## Work to be completed
Locate each line of the material that contains "recommendation", then return it.

########

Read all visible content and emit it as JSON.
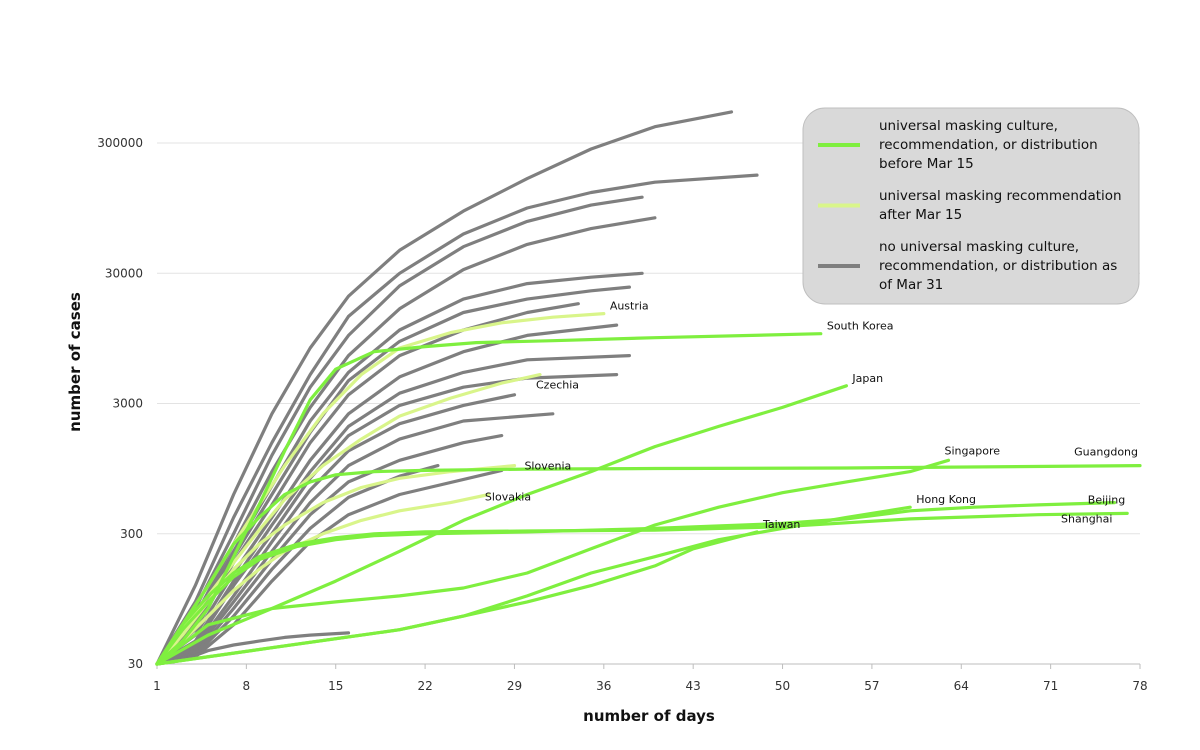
{
  "chart_data": {
    "type": "line",
    "xlabel": "number of days",
    "ylabel": "number of cases",
    "yscale": "log",
    "xlim": [
      1,
      78
    ],
    "ylim": [
      30,
      600000
    ],
    "x_ticks": [
      1,
      8,
      15,
      22,
      29,
      36,
      43,
      50,
      57,
      64,
      71,
      78
    ],
    "y_ticks": [
      30,
      300,
      3000,
      30000,
      300000
    ],
    "grid": "horizontal",
    "colors": {
      "before_mar15": "#7fef3f",
      "after_mar15": "#d9f58a",
      "none": "#7f7f7f"
    },
    "legend": [
      {
        "category": "before_mar15",
        "lines": [
          "universal masking culture,",
          "recommendation, or distribution",
          "before Mar 15"
        ]
      },
      {
        "category": "after_mar15",
        "lines": [
          "universal masking recommendation",
          "after Mar 15"
        ]
      },
      {
        "category": "none",
        "lines": [
          "no universal masking culture,",
          "recommendation, or distribution as",
          "of Mar 31"
        ]
      }
    ],
    "series": [
      {
        "name": "South Korea",
        "category": "before_mar15",
        "x": [
          1,
          3,
          5,
          7,
          9,
          11,
          13,
          15,
          18,
          22,
          26,
          32,
          40,
          53
        ],
        "y": [
          30,
          45,
          80,
          200,
          500,
          1300,
          3200,
          5500,
          7500,
          8200,
          8800,
          9100,
          9600,
          10300
        ]
      },
      {
        "name": "Japan",
        "category": "before_mar15",
        "x": [
          1,
          5,
          10,
          15,
          20,
          25,
          30,
          35,
          40,
          45,
          50,
          55
        ],
        "y": [
          30,
          50,
          80,
          130,
          220,
          380,
          600,
          900,
          1400,
          2000,
          2800,
          4100
        ]
      },
      {
        "name": "Singapore",
        "category": "before_mar15",
        "x": [
          1,
          5,
          10,
          15,
          20,
          25,
          30,
          35,
          40,
          45,
          50,
          55,
          60,
          63
        ],
        "y": [
          30,
          60,
          80,
          90,
          100,
          115,
          150,
          230,
          350,
          480,
          620,
          750,
          900,
          1100
        ]
      },
      {
        "name": "Guangdong",
        "category": "before_mar15",
        "x": [
          1,
          3,
          5,
          7,
          9,
          11,
          13,
          15,
          18,
          22,
          30,
          40,
          55,
          78
        ],
        "y": [
          30,
          60,
          120,
          250,
          400,
          600,
          750,
          850,
          900,
          920,
          940,
          950,
          960,
          1000
        ]
      },
      {
        "name": "Hong Kong",
        "category": "before_mar15",
        "x": [
          1,
          10,
          20,
          25,
          30,
          35,
          40,
          45,
          50,
          55,
          60
        ],
        "y": [
          30,
          40,
          55,
          70,
          100,
          150,
          200,
          270,
          330,
          400,
          480
        ]
      },
      {
        "name": "Beijing",
        "category": "before_mar15",
        "x": [
          1,
          3,
          5,
          7,
          9,
          12,
          15,
          18,
          22,
          30,
          40,
          50,
          60,
          70,
          77
        ],
        "y": [
          30,
          60,
          100,
          150,
          200,
          250,
          280,
          300,
          310,
          315,
          320,
          340,
          390,
          420,
          430
        ]
      },
      {
        "name": "Shanghai",
        "category": "before_mar15",
        "x": [
          1,
          3,
          5,
          7,
          9,
          12,
          15,
          18,
          22,
          30,
          40,
          50,
          55,
          60,
          65,
          70,
          76
        ],
        "y": [
          30,
          55,
          90,
          140,
          190,
          240,
          270,
          290,
          300,
          310,
          330,
          360,
          390,
          450,
          480,
          500,
          520
        ]
      },
      {
        "name": "Taiwan",
        "category": "before_mar15",
        "x": [
          1,
          10,
          20,
          25,
          30,
          35,
          40,
          43,
          48
        ],
        "y": [
          30,
          40,
          55,
          70,
          90,
          120,
          170,
          230,
          310
        ]
      },
      {
        "name": "Austria",
        "category": "after_mar15",
        "x": [
          1,
          3,
          5,
          7,
          9,
          11,
          14,
          17,
          20,
          24,
          28,
          32,
          36
        ],
        "y": [
          30,
          60,
          120,
          250,
          500,
          1000,
          2500,
          5000,
          8000,
          10500,
          12500,
          13800,
          14700
        ]
      },
      {
        "name": "Czechia",
        "category": "after_mar15",
        "x": [
          1,
          3,
          5,
          7,
          9,
          11,
          14,
          17,
          20,
          24,
          28,
          31
        ],
        "y": [
          30,
          55,
          100,
          180,
          320,
          550,
          1000,
          1600,
          2400,
          3300,
          4300,
          5000
        ]
      },
      {
        "name": "Slovenia",
        "category": "after_mar15",
        "x": [
          1,
          3,
          5,
          7,
          9,
          11,
          14,
          17,
          20,
          24,
          28,
          29
        ],
        "y": [
          30,
          50,
          90,
          160,
          250,
          350,
          520,
          680,
          800,
          900,
          980,
          1000
        ]
      },
      {
        "name": "Slovakia",
        "category": "after_mar15",
        "x": [
          1,
          3,
          5,
          7,
          9,
          11,
          14,
          17,
          20,
          24,
          27
        ],
        "y": [
          30,
          45,
          70,
          110,
          160,
          220,
          300,
          380,
          450,
          520,
          600
        ]
      },
      {
        "name": "",
        "category": "none",
        "x": [
          1,
          4,
          7,
          10,
          13,
          16,
          20,
          25,
          30,
          35,
          40,
          46
        ],
        "y": [
          30,
          120,
          600,
          2500,
          8000,
          20000,
          45000,
          90000,
          160000,
          270000,
          400000,
          520000
        ]
      },
      {
        "name": "",
        "category": "none",
        "x": [
          1,
          4,
          7,
          10,
          13,
          16,
          20,
          25,
          30,
          35,
          40,
          48
        ],
        "y": [
          30,
          90,
          400,
          1500,
          5000,
          14000,
          30000,
          60000,
          95000,
          125000,
          150000,
          170000
        ]
      },
      {
        "name": "",
        "category": "none",
        "x": [
          1,
          4,
          7,
          10,
          13,
          16,
          20,
          25,
          30,
          35,
          39
        ],
        "y": [
          30,
          80,
          300,
          1200,
          4000,
          10000,
          24000,
          48000,
          75000,
          100000,
          115000
        ]
      },
      {
        "name": "",
        "category": "none",
        "x": [
          1,
          4,
          7,
          10,
          13,
          16,
          20,
          25,
          30,
          35,
          40
        ],
        "y": [
          30,
          70,
          250,
          900,
          2800,
          7000,
          16000,
          32000,
          50000,
          66000,
          80000
        ]
      },
      {
        "name": "",
        "category": "none",
        "x": [
          1,
          4,
          7,
          10,
          13,
          16,
          20,
          25,
          30,
          35,
          39
        ],
        "y": [
          30,
          65,
          220,
          700,
          2200,
          5200,
          11000,
          19000,
          25000,
          28000,
          30000
        ]
      },
      {
        "name": "",
        "category": "none",
        "x": [
          1,
          4,
          7,
          10,
          13,
          16,
          20,
          25,
          30,
          35,
          38
        ],
        "y": [
          30,
          60,
          200,
          600,
          1800,
          4500,
          9000,
          15000,
          19000,
          22000,
          23500
        ]
      },
      {
        "name": "",
        "category": "none",
        "x": [
          1,
          4,
          7,
          10,
          13,
          16,
          20,
          25,
          30,
          34
        ],
        "y": [
          30,
          55,
          180,
          500,
          1500,
          3500,
          7000,
          11000,
          15000,
          17500
        ]
      },
      {
        "name": "",
        "category": "none",
        "x": [
          1,
          4,
          7,
          10,
          13,
          16,
          20,
          25,
          30,
          37
        ],
        "y": [
          30,
          50,
          150,
          400,
          1100,
          2500,
          4800,
          7500,
          10000,
          12000
        ]
      },
      {
        "name": "",
        "category": "none",
        "x": [
          1,
          4,
          7,
          10,
          13,
          16,
          20,
          25,
          30,
          38
        ],
        "y": [
          30,
          45,
          130,
          350,
          900,
          2000,
          3600,
          5200,
          6500,
          7000
        ]
      },
      {
        "name": "",
        "category": "none",
        "x": [
          1,
          4,
          7,
          10,
          13,
          16,
          20,
          25,
          30,
          37
        ],
        "y": [
          30,
          42,
          120,
          300,
          800,
          1700,
          2900,
          4000,
          4700,
          5000
        ]
      },
      {
        "name": "",
        "category": "none",
        "x": [
          1,
          4,
          7,
          10,
          13,
          16,
          20,
          25,
          29
        ],
        "y": [
          30,
          40,
          100,
          260,
          650,
          1300,
          2100,
          2900,
          3500
        ]
      },
      {
        "name": "",
        "category": "none",
        "x": [
          1,
          4,
          7,
          10,
          13,
          16,
          20,
          25,
          32
        ],
        "y": [
          30,
          38,
          90,
          220,
          520,
          1000,
          1600,
          2200,
          2500
        ]
      },
      {
        "name": "",
        "category": "none",
        "x": [
          1,
          4,
          7,
          10,
          13,
          16,
          20,
          25,
          28
        ],
        "y": [
          30,
          36,
          80,
          190,
          420,
          750,
          1100,
          1500,
          1700
        ]
      },
      {
        "name": "",
        "category": "none",
        "x": [
          1,
          4,
          7,
          10,
          13,
          16,
          20,
          23
        ],
        "y": [
          30,
          35,
          70,
          160,
          330,
          570,
          830,
          1000
        ]
      },
      {
        "name": "",
        "category": "none",
        "x": [
          1,
          4,
          7,
          10,
          13,
          16,
          20,
          28
        ],
        "y": [
          30,
          34,
          60,
          130,
          260,
          420,
          600,
          920
        ]
      },
      {
        "name": "",
        "category": "none",
        "x": [
          1,
          3,
          5,
          7,
          9,
          11,
          13,
          16
        ],
        "y": [
          30,
          32,
          38,
          42,
          45,
          48,
          50,
          52
        ]
      }
    ]
  }
}
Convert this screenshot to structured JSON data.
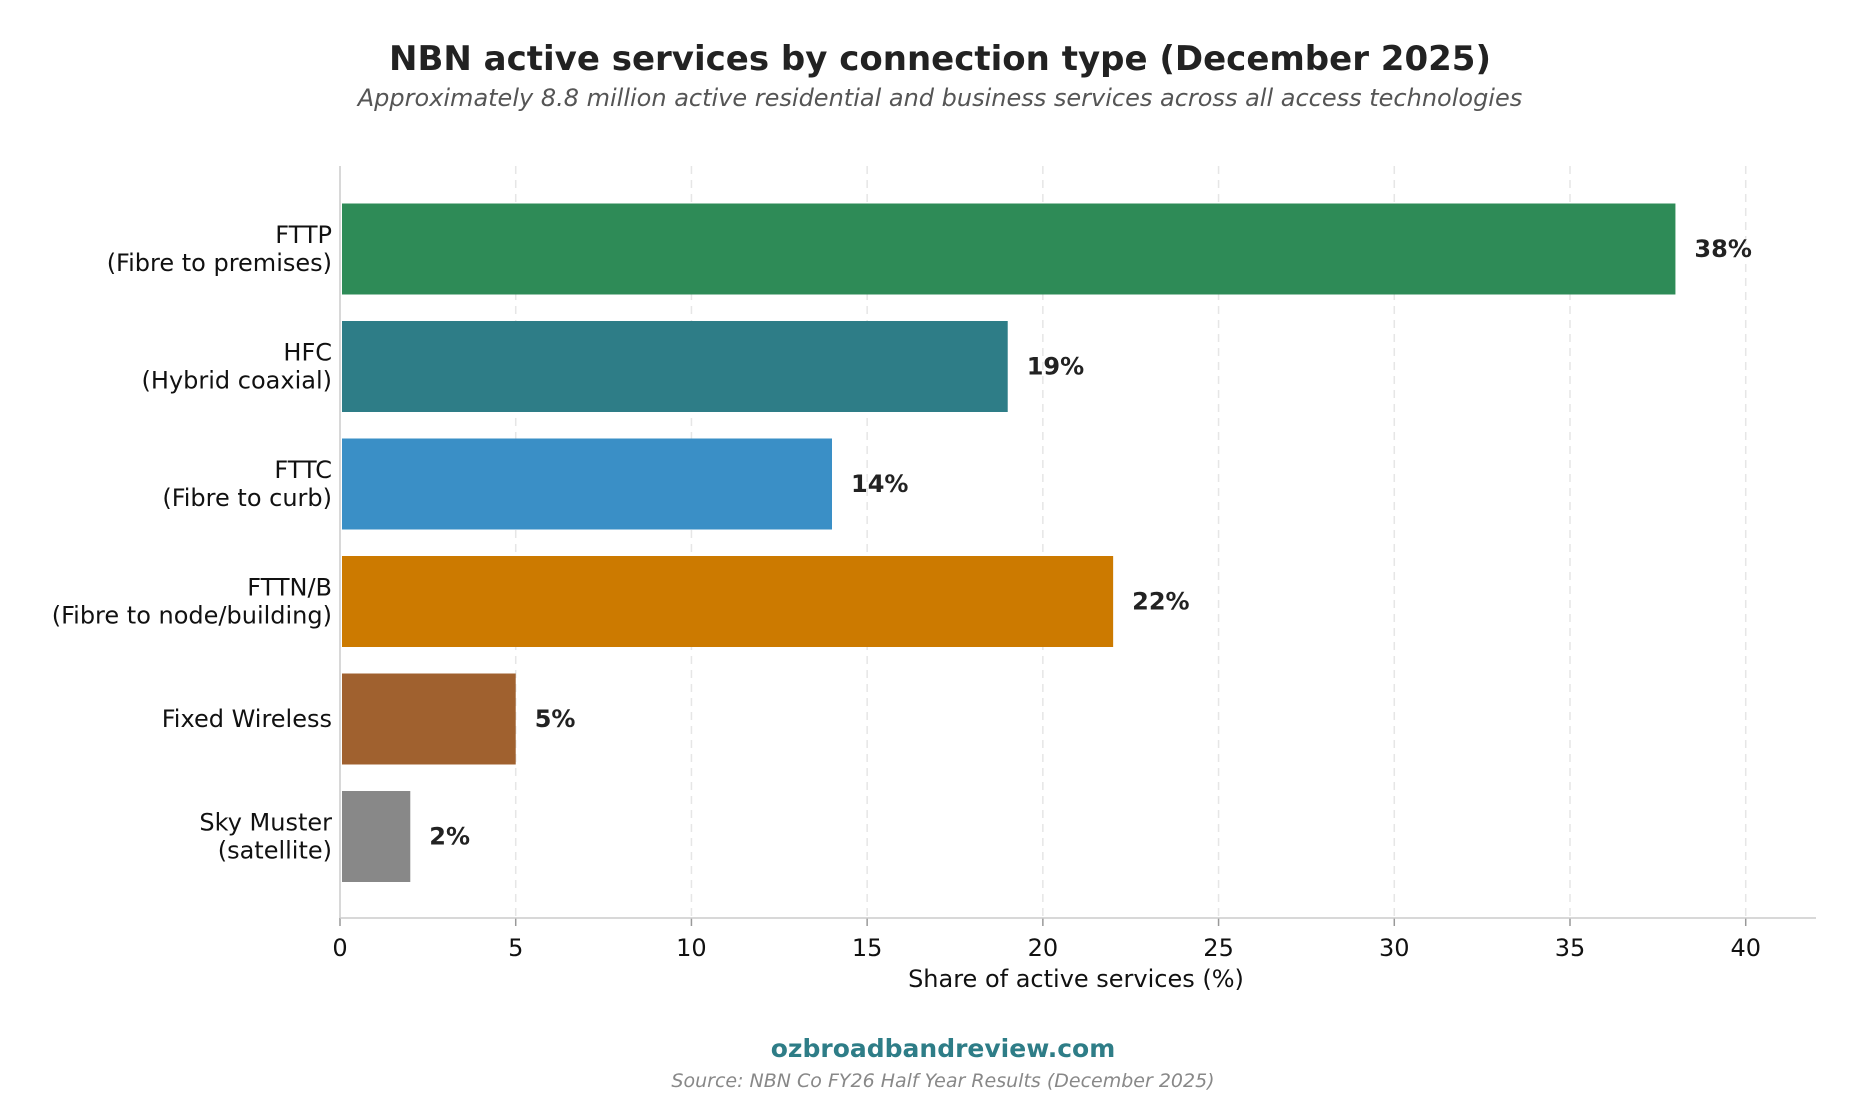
{
  "chart_data": {
    "type": "bar",
    "orientation": "horizontal",
    "title": "NBN active services by connection type (December 2025)",
    "subtitle": "Approximately 8.8 million active residential and business services across all access technologies",
    "xlabel": "Share of active services (%)",
    "ylabel": "",
    "xlim": [
      0,
      42
    ],
    "xticks": [
      0,
      5,
      10,
      15,
      20,
      25,
      30,
      35,
      40
    ],
    "grid": "vertical dashed",
    "legend": "none",
    "categories": [
      [
        "FTTP",
        "(Fibre to premises)"
      ],
      [
        "HFC",
        "(Hybrid coaxial)"
      ],
      [
        "FTTC",
        "(Fibre to curb)"
      ],
      [
        "FTTN/B",
        "(Fibre to node/building)"
      ],
      [
        "Fixed Wireless"
      ],
      [
        "Sky Muster",
        "(satellite)"
      ]
    ],
    "values": [
      38,
      19,
      14,
      22,
      5,
      2
    ],
    "value_labels": [
      "38%",
      "19%",
      "14%",
      "22%",
      "5%",
      "2%"
    ],
    "colors": [
      "#2e8b57",
      "#2e7d87",
      "#3a8fc6",
      "#cc7a00",
      "#a0612f",
      "#888888"
    ]
  },
  "footer": {
    "brand": "ozbroadbandreview.com",
    "brand_color": "#2e7d87",
    "source": "Source: NBN Co FY26 Half Year Results (December 2025)"
  }
}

########

## Expected answer
          "recommendation, or distribution",
          "universal masking recommendation",
          "recommendation, or distribution as",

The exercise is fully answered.